EXERCISE: Repeat each record below exactly as given.

## Start

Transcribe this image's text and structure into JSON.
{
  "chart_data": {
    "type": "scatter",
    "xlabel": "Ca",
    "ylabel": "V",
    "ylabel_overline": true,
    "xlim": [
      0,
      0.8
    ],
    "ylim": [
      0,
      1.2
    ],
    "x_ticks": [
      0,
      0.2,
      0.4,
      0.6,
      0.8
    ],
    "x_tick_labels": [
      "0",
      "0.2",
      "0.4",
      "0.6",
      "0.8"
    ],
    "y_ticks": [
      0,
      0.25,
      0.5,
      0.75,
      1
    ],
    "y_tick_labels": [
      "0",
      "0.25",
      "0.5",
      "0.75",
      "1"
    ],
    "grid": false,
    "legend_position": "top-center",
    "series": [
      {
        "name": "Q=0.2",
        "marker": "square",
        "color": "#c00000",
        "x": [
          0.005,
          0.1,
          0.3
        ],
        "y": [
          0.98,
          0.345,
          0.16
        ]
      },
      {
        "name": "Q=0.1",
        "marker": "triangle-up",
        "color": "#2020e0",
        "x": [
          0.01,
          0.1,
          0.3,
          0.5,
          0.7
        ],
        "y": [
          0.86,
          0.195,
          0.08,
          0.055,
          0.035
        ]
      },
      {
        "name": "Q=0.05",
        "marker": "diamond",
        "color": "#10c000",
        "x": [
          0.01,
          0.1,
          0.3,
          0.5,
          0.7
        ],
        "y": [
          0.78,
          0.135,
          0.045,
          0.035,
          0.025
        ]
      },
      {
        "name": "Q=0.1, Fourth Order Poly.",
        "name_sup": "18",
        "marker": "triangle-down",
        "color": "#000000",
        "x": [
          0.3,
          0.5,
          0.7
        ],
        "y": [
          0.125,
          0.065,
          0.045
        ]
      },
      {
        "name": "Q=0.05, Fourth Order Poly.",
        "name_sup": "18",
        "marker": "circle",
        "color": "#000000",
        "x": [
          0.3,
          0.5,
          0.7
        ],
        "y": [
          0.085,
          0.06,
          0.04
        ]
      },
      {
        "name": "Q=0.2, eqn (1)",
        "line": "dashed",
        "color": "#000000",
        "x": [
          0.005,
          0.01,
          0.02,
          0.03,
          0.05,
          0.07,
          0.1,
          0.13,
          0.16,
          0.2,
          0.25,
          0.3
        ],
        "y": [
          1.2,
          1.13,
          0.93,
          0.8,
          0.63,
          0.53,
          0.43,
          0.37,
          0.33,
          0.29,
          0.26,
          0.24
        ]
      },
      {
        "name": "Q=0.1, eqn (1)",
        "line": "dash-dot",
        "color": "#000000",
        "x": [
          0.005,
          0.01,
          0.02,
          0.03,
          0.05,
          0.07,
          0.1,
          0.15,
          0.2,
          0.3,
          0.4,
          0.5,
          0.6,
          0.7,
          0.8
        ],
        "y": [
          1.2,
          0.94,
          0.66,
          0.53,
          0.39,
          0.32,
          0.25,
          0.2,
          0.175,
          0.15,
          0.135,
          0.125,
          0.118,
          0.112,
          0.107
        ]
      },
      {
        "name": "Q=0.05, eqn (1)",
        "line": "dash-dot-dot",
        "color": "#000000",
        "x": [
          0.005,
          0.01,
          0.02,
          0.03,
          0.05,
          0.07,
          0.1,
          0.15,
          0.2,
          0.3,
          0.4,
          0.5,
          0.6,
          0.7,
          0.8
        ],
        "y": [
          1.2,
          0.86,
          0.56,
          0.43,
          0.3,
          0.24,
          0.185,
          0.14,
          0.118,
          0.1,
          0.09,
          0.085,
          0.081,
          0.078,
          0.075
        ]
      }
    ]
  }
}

## End

RESULT OF THE TASK:
Transcribe this image's text and structure into JSON.
{
  "chart_data": {
    "type": "scatter",
    "xlabel": "Ca",
    "ylabel": "V",
    "ylabel_overline": true,
    "xlim": [
      0,
      0.8
    ],
    "ylim": [
      0,
      1.2
    ],
    "x_ticks": [
      0,
      0.2,
      0.4,
      0.6,
      0.8
    ],
    "x_tick_labels": [
      "0",
      "0.2",
      "0.4",
      "0.6",
      "0.8"
    ],
    "y_ticks": [
      0,
      0.25,
      0.5,
      0.75,
      1
    ],
    "y_tick_labels": [
      "0",
      "0.25",
      "0.5",
      "0.75",
      "1"
    ],
    "grid": false,
    "legend_position": "top-center",
    "series": [
      {
        "name": "Q=0.2",
        "marker": "square",
        "color": "#c00000",
        "x": [
          0.005,
          0.1,
          0.3
        ],
        "y": [
          0.98,
          0.345,
          0.16
        ]
      },
      {
        "name": "Q=0.1",
        "marker": "triangle-up",
        "color": "#2020e0",
        "x": [
          0.01,
          0.1,
          0.3,
          0.5,
          0.7
        ],
        "y": [
          0.86,
          0.195,
          0.08,
          0.055,
          0.035
        ]
      },
      {
        "name": "Q=0.05",
        "marker": "diamond",
        "color": "#10c000",
        "x": [
          0.01,
          0.1,
          0.3,
          0.5,
          0.7
        ],
        "y": [
          0.78,
          0.135,
          0.045,
          0.035,
          0.025
        ]
      },
      {
        "name": "Q=0.1, Fourth Order Poly.",
        "name_sup": "18",
        "marker": "triangle-down",
        "color": "#000000",
        "x": [
          0.3,
          0.5,
          0.7
        ],
        "y": [
          0.125,
          0.065,
          0.045
        ]
      },
      {
        "name": "Q=0.05, Fourth Order Poly.",
        "name_sup": "18",
        "marker": "circle",
        "color": "#000000",
        "x": [
          0.3,
          0.5,
          0.7
        ],
        "y": [
          0.085,
          0.06,
          0.04
        ]
      },
      {
        "name": "Q=0.2, eqn (1)",
        "line": "dashed",
        "color": "#000000",
        "x": [
          0.005,
          0.01,
          0.02,
          0.03,
          0.05,
          0.07,
          0.1,
          0.13,
          0.16,
          0.2,
          0.25,
          0.3
        ],
        "y": [
          1.2,
          1.13,
          0.93,
          0.8,
          0.63,
          0.53,
          0.43,
          0.37,
          0.33,
          0.29,
          0.26,
          0.24
        ]
      },
      {
        "name": "Q=0.1, eqn (1)",
        "line": "dash-dot",
        "color": "#000000",
        "x": [
          0.005,
          0.01,
          0.02,
          0.03,
          0.05,
          0.07,
          0.1,
          0.15,
          0.2,
          0.3,
          0.4,
          0.5,
          0.6,
          0.7,
          0.8
        ],
        "y": [
          1.2,
          0.94,
          0.66,
          0.53,
          0.39,
          0.32,
          0.25,
          0.2,
          0.175,
          0.15,
          0.135,
          0.125,
          0.118,
          0.112,
          0.107
        ]
      },
      {
        "name": "Q=0.05, eqn (1)",
        "line": "dash-dot-dot",
        "color": "#000000",
        "x": [
          0.005,
          0.01,
          0.02,
          0.03,
          0.05,
          0.07,
          0.1,
          0.15,
          0.2,
          0.3,
          0.4,
          0.5,
          0.6,
          0.7,
          0.8
        ],
        "y": [
          1.2,
          0.86,
          0.56,
          0.43,
          0.3,
          0.24,
          0.185,
          0.14,
          0.118,
          0.1,
          0.09,
          0.085,
          0.081,
          0.078,
          0.075
        ]
      }
    ]
  }
}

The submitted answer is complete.